__Exercise task__:
Reproduce every line of the material below, but drop the pictures.

__Extracted records__:
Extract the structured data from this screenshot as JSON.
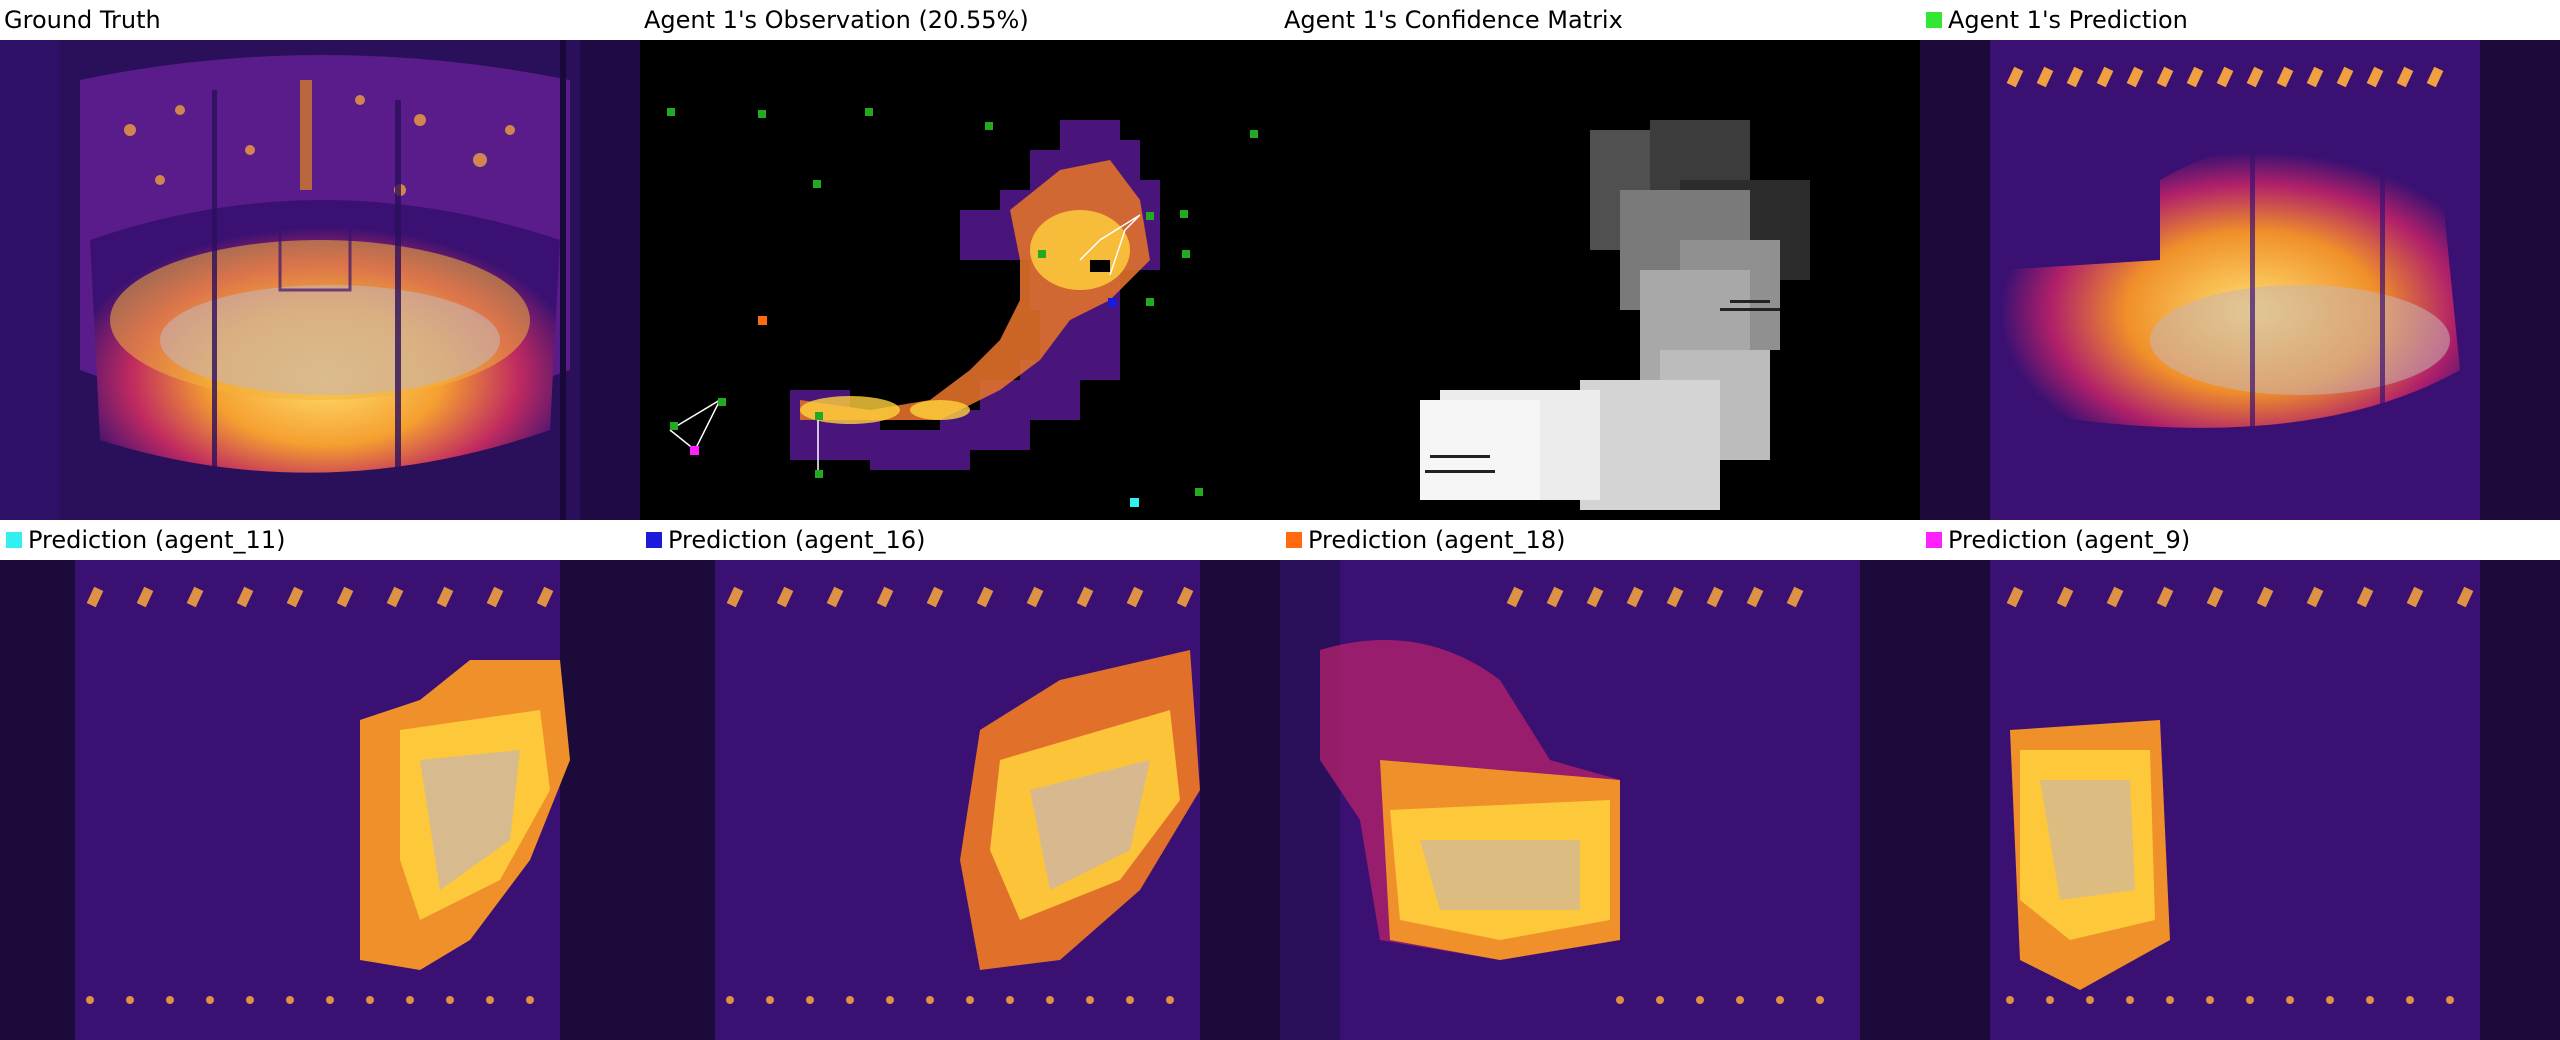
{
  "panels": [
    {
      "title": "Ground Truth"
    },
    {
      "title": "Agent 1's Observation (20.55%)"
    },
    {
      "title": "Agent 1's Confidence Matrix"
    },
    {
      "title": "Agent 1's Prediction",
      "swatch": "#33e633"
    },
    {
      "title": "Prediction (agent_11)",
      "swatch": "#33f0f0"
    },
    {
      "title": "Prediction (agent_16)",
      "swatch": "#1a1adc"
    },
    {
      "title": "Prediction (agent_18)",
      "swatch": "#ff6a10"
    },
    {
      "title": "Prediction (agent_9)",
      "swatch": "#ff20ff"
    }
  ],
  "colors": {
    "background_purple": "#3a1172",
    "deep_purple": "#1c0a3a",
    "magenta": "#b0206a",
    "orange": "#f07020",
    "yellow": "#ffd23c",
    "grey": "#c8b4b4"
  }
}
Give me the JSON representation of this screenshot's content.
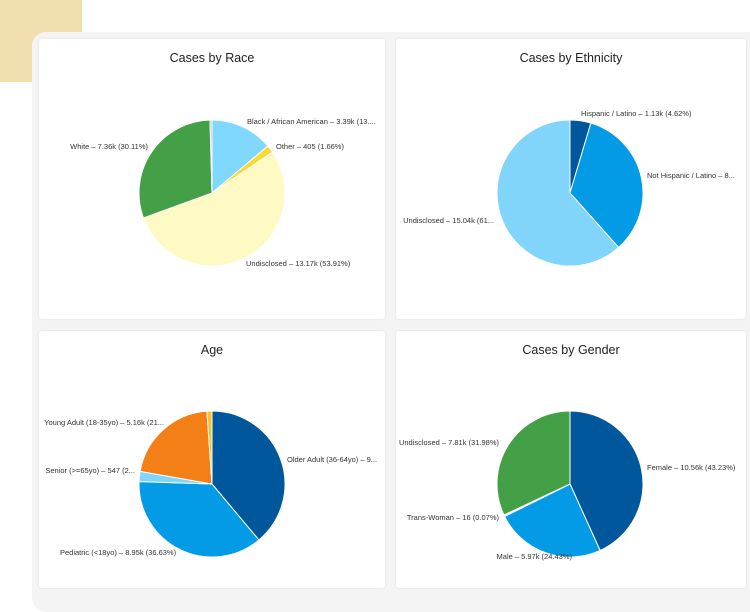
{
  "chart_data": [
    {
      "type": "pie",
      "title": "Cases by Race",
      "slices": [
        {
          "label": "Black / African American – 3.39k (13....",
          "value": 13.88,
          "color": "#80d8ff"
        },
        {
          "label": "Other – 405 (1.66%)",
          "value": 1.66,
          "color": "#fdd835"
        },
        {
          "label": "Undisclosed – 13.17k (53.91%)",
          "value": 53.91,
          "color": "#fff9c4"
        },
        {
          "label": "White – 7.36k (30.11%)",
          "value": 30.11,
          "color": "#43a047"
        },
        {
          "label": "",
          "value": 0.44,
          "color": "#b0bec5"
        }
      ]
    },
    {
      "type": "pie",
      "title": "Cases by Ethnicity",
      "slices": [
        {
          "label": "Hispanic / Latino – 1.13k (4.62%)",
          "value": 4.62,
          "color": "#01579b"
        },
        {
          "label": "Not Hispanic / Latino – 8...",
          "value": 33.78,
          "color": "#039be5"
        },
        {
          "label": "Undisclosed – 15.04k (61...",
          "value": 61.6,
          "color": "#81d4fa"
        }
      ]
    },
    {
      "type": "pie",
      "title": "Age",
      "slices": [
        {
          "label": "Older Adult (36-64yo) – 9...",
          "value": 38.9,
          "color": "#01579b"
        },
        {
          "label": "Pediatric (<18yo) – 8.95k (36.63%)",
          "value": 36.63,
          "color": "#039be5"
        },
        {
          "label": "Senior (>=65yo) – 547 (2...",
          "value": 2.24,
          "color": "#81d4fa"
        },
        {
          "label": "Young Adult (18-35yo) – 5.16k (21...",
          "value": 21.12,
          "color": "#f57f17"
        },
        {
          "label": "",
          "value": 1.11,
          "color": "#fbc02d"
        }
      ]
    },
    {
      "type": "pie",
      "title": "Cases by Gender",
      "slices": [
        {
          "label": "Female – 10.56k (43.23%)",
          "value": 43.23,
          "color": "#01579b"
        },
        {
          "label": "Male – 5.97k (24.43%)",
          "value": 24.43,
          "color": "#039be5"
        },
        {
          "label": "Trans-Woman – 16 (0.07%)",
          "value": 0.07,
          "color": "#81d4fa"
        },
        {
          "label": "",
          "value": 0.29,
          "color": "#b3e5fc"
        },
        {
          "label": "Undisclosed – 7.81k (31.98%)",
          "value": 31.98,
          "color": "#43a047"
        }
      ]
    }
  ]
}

__Solution for this task__:
Extract the structured data from this screenshot as JSON.
{
  "panels": [
    {
      "title": "Ground Truth"
    },
    {
      "title": "Agent 1's Observation (20.55%)"
    },
    {
      "title": "Agent 1's Confidence Matrix"
    },
    {
      "title": "Agent 1's Prediction",
      "swatch": "#33e633"
    },
    {
      "title": "Prediction (agent_11)",
      "swatch": "#33f0f0"
    },
    {
      "title": "Prediction (agent_16)",
      "swatch": "#1a1adc"
    },
    {
      "title": "Prediction (agent_18)",
      "swatch": "#ff6a10"
    },
    {
      "title": "Prediction (agent_9)",
      "swatch": "#ff20ff"
    }
  ],
  "colors": {
    "background_purple": "#3a1172",
    "deep_purple": "#1c0a3a",
    "magenta": "#b0206a",
    "orange": "#f07020",
    "yellow": "#ffd23c",
    "grey": "#c8b4b4"
  }
}
Give me the JSON representation of this screenshot's content.
{
  "chart_data": [
    {
      "type": "pie",
      "title": "Cases by Race",
      "slices": [
        {
          "label": "Black / African American – 3.39k (13....",
          "value": 13.88,
          "color": "#80d8ff"
        },
        {
          "label": "Other – 405 (1.66%)",
          "value": 1.66,
          "color": "#fdd835"
        },
        {
          "label": "Undisclosed – 13.17k (53.91%)",
          "value": 53.91,
          "color": "#fff9c4"
        },
        {
          "label": "White – 7.36k (30.11%)",
          "value": 30.11,
          "color": "#43a047"
        },
        {
          "label": "",
          "value": 0.44,
          "color": "#b0bec5"
        }
      ]
    },
    {
      "type": "pie",
      "title": "Cases by Ethnicity",
      "slices": [
        {
          "label": "Hispanic / Latino – 1.13k (4.62%)",
          "value": 4.62,
          "color": "#01579b"
        },
        {
          "label": "Not Hispanic / Latino – 8...",
          "value": 33.78,
          "color": "#039be5"
        },
        {
          "label": "Undisclosed – 15.04k (61...",
          "value": 61.6,
          "color": "#81d4fa"
        }
      ]
    },
    {
      "type": "pie",
      "title": "Age",
      "slices": [
        {
          "label": "Older Adult (36-64yo) – 9...",
          "value": 38.9,
          "color": "#01579b"
        },
        {
          "label": "Pediatric (<18yo) – 8.95k (36.63%)",
          "value": 36.63,
          "color": "#039be5"
        },
        {
          "label": "Senior (>=65yo) – 547 (2...",
          "value": 2.24,
          "color": "#81d4fa"
        },
        {
          "label": "Young Adult (18-35yo) – 5.16k (21...",
          "value": 21.12,
          "color": "#f57f17"
        },
        {
          "label": "",
          "value": 1.11,
          "color": "#fbc02d"
        }
      ]
    },
    {
      "type": "pie",
      "title": "Cases by Gender",
      "slices": [
        {
          "label": "Female – 10.56k (43.23%)",
          "value": 43.23,
          "color": "#01579b"
        },
        {
          "label": "Male – 5.97k (24.43%)",
          "value": 24.43,
          "color": "#039be5"
        },
        {
          "label": "Trans-Woman – 16 (0.07%)",
          "value": 0.07,
          "color": "#81d4fa"
        },
        {
          "label": "",
          "value": 0.29,
          "color": "#b3e5fc"
        },
        {
          "label": "Undisclosed – 7.81k (31.98%)",
          "value": 31.98,
          "color": "#43a047"
        }
      ]
    }
  ]
}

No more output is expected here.